Your goal: Collect all lines from the listing that include the string "valda".

Data to use:
-=-=-

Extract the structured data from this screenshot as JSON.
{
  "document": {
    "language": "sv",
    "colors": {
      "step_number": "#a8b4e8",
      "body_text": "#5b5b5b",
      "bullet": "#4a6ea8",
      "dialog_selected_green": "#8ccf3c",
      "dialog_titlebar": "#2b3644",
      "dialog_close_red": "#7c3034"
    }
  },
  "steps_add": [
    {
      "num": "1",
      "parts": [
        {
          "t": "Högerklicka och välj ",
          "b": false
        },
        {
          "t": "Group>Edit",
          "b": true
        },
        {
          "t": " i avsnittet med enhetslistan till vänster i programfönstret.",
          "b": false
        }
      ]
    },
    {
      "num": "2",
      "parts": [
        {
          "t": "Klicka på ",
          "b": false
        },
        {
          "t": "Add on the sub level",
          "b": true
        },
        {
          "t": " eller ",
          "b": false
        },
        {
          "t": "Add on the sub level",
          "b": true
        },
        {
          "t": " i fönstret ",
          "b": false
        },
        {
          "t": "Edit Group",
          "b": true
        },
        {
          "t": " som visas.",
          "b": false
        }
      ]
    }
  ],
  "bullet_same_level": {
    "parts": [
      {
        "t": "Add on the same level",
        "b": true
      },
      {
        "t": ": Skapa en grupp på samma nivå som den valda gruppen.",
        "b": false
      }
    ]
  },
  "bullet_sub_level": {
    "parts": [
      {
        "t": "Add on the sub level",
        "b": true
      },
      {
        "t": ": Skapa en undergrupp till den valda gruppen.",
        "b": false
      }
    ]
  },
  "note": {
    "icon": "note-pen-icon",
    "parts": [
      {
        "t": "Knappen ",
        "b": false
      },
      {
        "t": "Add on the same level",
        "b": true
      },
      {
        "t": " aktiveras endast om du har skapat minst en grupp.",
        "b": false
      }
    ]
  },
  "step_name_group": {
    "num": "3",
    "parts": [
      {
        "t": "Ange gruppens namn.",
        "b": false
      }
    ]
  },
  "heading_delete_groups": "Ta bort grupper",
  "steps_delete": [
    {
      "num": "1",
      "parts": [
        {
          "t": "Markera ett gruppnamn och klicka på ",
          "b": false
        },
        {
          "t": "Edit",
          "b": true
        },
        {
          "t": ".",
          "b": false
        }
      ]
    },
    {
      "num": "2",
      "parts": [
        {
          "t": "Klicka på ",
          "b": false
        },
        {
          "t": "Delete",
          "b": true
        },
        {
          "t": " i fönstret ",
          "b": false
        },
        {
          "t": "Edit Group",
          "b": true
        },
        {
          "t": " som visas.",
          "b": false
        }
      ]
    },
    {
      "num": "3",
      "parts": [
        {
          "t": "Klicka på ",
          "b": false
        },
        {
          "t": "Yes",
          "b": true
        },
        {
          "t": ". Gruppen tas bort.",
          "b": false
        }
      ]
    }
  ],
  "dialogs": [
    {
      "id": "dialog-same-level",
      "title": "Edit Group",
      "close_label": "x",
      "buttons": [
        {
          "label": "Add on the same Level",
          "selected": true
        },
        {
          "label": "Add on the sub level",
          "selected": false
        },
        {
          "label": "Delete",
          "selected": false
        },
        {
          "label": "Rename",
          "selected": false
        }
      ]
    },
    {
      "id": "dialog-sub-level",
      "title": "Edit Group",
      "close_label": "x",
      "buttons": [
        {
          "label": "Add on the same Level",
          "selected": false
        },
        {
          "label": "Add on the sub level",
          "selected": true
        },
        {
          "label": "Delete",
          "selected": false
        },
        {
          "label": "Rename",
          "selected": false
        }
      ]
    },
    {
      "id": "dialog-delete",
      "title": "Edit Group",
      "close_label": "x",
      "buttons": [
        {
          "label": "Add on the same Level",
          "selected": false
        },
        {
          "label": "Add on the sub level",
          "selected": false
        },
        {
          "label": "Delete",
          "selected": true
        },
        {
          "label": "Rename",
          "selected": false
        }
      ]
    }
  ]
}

-=-=-

Reply:
        "t": ": Skapa en grupp på samma nivå som den valda gruppen.",
        "t": ": Skapa en undergrupp till den valda gruppen.",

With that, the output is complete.